◆ WHAT YOU WILL DO ◆
Set down every record once more, exactly as given.
━━━━━ MATERIAL TO PROCESS ━━━━━
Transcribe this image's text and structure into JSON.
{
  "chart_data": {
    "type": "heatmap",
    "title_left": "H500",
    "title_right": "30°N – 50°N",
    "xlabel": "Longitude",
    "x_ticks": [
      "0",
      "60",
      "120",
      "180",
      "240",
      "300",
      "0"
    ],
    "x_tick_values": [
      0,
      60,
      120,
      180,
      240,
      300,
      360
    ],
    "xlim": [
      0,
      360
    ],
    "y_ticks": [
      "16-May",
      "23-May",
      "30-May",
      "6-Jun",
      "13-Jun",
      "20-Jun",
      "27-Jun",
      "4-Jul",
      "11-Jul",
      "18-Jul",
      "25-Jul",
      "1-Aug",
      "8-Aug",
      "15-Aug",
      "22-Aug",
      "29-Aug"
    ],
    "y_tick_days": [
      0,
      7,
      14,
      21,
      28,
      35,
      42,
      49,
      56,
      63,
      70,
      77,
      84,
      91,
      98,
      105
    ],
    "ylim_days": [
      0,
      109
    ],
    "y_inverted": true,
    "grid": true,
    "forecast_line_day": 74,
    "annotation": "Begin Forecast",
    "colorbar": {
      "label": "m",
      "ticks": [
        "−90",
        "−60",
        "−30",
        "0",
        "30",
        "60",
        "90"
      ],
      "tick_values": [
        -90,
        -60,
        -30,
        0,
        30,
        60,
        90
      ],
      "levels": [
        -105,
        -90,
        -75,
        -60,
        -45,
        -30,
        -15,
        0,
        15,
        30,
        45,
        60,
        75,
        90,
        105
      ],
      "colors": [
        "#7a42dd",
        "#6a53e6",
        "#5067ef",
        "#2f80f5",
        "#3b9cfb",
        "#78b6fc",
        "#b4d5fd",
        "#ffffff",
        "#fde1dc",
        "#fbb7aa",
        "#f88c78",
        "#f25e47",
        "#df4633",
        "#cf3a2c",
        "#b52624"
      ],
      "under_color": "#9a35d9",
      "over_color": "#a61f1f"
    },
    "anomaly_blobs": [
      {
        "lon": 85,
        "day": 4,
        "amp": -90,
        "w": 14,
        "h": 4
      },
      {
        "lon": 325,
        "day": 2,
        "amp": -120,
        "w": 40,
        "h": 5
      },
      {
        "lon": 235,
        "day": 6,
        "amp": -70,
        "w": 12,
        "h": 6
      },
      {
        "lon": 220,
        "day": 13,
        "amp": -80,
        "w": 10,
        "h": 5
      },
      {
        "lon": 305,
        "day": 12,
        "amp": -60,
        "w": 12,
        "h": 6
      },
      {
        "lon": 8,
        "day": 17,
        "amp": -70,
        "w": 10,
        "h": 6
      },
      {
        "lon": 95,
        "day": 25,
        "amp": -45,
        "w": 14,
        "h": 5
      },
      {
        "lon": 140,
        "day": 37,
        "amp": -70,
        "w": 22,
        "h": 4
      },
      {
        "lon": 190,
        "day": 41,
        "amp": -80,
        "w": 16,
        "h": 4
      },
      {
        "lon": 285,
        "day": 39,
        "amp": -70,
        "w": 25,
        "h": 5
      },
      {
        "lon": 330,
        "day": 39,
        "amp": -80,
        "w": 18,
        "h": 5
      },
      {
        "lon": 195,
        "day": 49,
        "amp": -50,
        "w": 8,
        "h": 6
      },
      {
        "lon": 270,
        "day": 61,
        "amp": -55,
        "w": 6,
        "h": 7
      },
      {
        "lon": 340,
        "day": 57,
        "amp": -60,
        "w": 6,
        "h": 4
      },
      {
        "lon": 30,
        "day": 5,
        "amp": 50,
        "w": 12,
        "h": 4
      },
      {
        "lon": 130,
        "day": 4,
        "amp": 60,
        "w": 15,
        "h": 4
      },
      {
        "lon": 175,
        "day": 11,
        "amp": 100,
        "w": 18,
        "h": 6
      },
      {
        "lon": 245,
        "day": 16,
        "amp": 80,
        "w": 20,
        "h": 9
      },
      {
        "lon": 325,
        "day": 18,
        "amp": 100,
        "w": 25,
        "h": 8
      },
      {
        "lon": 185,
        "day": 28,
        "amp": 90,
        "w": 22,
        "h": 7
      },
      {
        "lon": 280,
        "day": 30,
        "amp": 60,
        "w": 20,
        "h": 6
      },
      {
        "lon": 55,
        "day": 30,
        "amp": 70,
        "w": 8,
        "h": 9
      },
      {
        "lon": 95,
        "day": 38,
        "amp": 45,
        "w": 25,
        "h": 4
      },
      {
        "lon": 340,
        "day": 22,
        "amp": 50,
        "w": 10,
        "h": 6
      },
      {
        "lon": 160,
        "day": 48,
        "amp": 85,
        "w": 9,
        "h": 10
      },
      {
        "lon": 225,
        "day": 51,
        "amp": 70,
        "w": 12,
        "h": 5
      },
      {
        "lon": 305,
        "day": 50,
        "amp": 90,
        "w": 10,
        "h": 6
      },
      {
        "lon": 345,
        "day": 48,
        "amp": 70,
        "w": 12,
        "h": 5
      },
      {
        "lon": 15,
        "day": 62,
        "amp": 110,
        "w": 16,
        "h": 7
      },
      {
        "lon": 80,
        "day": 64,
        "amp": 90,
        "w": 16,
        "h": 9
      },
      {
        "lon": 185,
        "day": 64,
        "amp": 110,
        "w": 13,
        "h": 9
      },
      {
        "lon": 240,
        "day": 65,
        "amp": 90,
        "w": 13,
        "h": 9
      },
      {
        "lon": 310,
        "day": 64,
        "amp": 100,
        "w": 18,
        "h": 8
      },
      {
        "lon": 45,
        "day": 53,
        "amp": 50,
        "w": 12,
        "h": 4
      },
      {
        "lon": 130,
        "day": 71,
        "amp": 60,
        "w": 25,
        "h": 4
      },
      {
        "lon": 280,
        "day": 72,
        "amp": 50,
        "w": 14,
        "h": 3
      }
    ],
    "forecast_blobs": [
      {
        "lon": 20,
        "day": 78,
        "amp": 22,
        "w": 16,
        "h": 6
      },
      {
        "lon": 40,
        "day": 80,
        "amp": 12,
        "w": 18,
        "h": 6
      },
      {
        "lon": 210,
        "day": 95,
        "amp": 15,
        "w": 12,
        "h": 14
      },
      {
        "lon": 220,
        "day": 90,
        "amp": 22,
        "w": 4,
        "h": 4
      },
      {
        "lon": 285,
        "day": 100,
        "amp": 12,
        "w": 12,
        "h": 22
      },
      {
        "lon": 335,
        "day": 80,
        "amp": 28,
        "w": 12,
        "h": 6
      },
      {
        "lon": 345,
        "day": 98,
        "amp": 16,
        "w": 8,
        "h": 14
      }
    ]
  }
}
━━━━━
◆ TASK ANSWER ◆
Transcribe this image's text and structure into JSON.
{
  "chart_data": {
    "type": "heatmap",
    "title_left": "H500",
    "title_right": "30°N – 50°N",
    "xlabel": "Longitude",
    "x_ticks": [
      "0",
      "60",
      "120",
      "180",
      "240",
      "300",
      "0"
    ],
    "x_tick_values": [
      0,
      60,
      120,
      180,
      240,
      300,
      360
    ],
    "xlim": [
      0,
      360
    ],
    "y_ticks": [
      "16-May",
      "23-May",
      "30-May",
      "6-Jun",
      "13-Jun",
      "20-Jun",
      "27-Jun",
      "4-Jul",
      "11-Jul",
      "18-Jul",
      "25-Jul",
      "1-Aug",
      "8-Aug",
      "15-Aug",
      "22-Aug",
      "29-Aug"
    ],
    "y_tick_days": [
      0,
      7,
      14,
      21,
      28,
      35,
      42,
      49,
      56,
      63,
      70,
      77,
      84,
      91,
      98,
      105
    ],
    "ylim_days": [
      0,
      109
    ],
    "y_inverted": true,
    "grid": true,
    "forecast_line_day": 74,
    "annotation": "Begin Forecast",
    "colorbar": {
      "label": "m",
      "ticks": [
        "−90",
        "−60",
        "−30",
        "0",
        "30",
        "60",
        "90"
      ],
      "tick_values": [
        -90,
        -60,
        -30,
        0,
        30,
        60,
        90
      ],
      "levels": [
        -105,
        -90,
        -75,
        -60,
        -45,
        -30,
        -15,
        0,
        15,
        30,
        45,
        60,
        75,
        90,
        105
      ],
      "colors": [
        "#7a42dd",
        "#6a53e6",
        "#5067ef",
        "#2f80f5",
        "#3b9cfb",
        "#78b6fc",
        "#b4d5fd",
        "#ffffff",
        "#fde1dc",
        "#fbb7aa",
        "#f88c78",
        "#f25e47",
        "#df4633",
        "#cf3a2c",
        "#b52624"
      ],
      "under_color": "#9a35d9",
      "over_color": "#a61f1f"
    },
    "anomaly_blobs": [
      {
        "lon": 85,
        "day": 4,
        "amp": -90,
        "w": 14,
        "h": 4
      },
      {
        "lon": 325,
        "day": 2,
        "amp": -120,
        "w": 40,
        "h": 5
      },
      {
        "lon": 235,
        "day": 6,
        "amp": -70,
        "w": 12,
        "h": 6
      },
      {
        "lon": 220,
        "day": 13,
        "amp": -80,
        "w": 10,
        "h": 5
      },
      {
        "lon": 305,
        "day": 12,
        "amp": -60,
        "w": 12,
        "h": 6
      },
      {
        "lon": 8,
        "day": 17,
        "amp": -70,
        "w": 10,
        "h": 6
      },
      {
        "lon": 95,
        "day": 25,
        "amp": -45,
        "w": 14,
        "h": 5
      },
      {
        "lon": 140,
        "day": 37,
        "amp": -70,
        "w": 22,
        "h": 4
      },
      {
        "lon": 190,
        "day": 41,
        "amp": -80,
        "w": 16,
        "h": 4
      },
      {
        "lon": 285,
        "day": 39,
        "amp": -70,
        "w": 25,
        "h": 5
      },
      {
        "lon": 330,
        "day": 39,
        "amp": -80,
        "w": 18,
        "h": 5
      },
      {
        "lon": 195,
        "day": 49,
        "amp": -50,
        "w": 8,
        "h": 6
      },
      {
        "lon": 270,
        "day": 61,
        "amp": -55,
        "w": 6,
        "h": 7
      },
      {
        "lon": 340,
        "day": 57,
        "amp": -60,
        "w": 6,
        "h": 4
      },
      {
        "lon": 30,
        "day": 5,
        "amp": 50,
        "w": 12,
        "h": 4
      },
      {
        "lon": 130,
        "day": 4,
        "amp": 60,
        "w": 15,
        "h": 4
      },
      {
        "lon": 175,
        "day": 11,
        "amp": 100,
        "w": 18,
        "h": 6
      },
      {
        "lon": 245,
        "day": 16,
        "amp": 80,
        "w": 20,
        "h": 9
      },
      {
        "lon": 325,
        "day": 18,
        "amp": 100,
        "w": 25,
        "h": 8
      },
      {
        "lon": 185,
        "day": 28,
        "amp": 90,
        "w": 22,
        "h": 7
      },
      {
        "lon": 280,
        "day": 30,
        "amp": 60,
        "w": 20,
        "h": 6
      },
      {
        "lon": 55,
        "day": 30,
        "amp": 70,
        "w": 8,
        "h": 9
      },
      {
        "lon": 95,
        "day": 38,
        "amp": 45,
        "w": 25,
        "h": 4
      },
      {
        "lon": 340,
        "day": 22,
        "amp": 50,
        "w": 10,
        "h": 6
      },
      {
        "lon": 160,
        "day": 48,
        "amp": 85,
        "w": 9,
        "h": 10
      },
      {
        "lon": 225,
        "day": 51,
        "amp": 70,
        "w": 12,
        "h": 5
      },
      {
        "lon": 305,
        "day": 50,
        "amp": 90,
        "w": 10,
        "h": 6
      },
      {
        "lon": 345,
        "day": 48,
        "amp": 70,
        "w": 12,
        "h": 5
      },
      {
        "lon": 15,
        "day": 62,
        "amp": 110,
        "w": 16,
        "h": 7
      },
      {
        "lon": 80,
        "day": 64,
        "amp": 90,
        "w": 16,
        "h": 9
      },
      {
        "lon": 185,
        "day": 64,
        "amp": 110,
        "w": 13,
        "h": 9
      },
      {
        "lon": 240,
        "day": 65,
        "amp": 90,
        "w": 13,
        "h": 9
      },
      {
        "lon": 310,
        "day": 64,
        "amp": 100,
        "w": 18,
        "h": 8
      },
      {
        "lon": 45,
        "day": 53,
        "amp": 50,
        "w": 12,
        "h": 4
      },
      {
        "lon": 130,
        "day": 71,
        "amp": 60,
        "w": 25,
        "h": 4
      },
      {
        "lon": 280,
        "day": 72,
        "amp": 50,
        "w": 14,
        "h": 3
      }
    ],
    "forecast_blobs": [
      {
        "lon": 20,
        "day": 78,
        "amp": 22,
        "w": 16,
        "h": 6
      },
      {
        "lon": 40,
        "day": 80,
        "amp": 12,
        "w": 18,
        "h": 6
      },
      {
        "lon": 210,
        "day": 95,
        "amp": 15,
        "w": 12,
        "h": 14
      },
      {
        "lon": 220,
        "day": 90,
        "amp": 22,
        "w": 4,
        "h": 4
      },
      {
        "lon": 285,
        "day": 100,
        "amp": 12,
        "w": 12,
        "h": 22
      },
      {
        "lon": 335,
        "day": 80,
        "amp": 28,
        "w": 12,
        "h": 6
      },
      {
        "lon": 345,
        "day": 98,
        "amp": 16,
        "w": 8,
        "h": 14
      }
    ]
  }
}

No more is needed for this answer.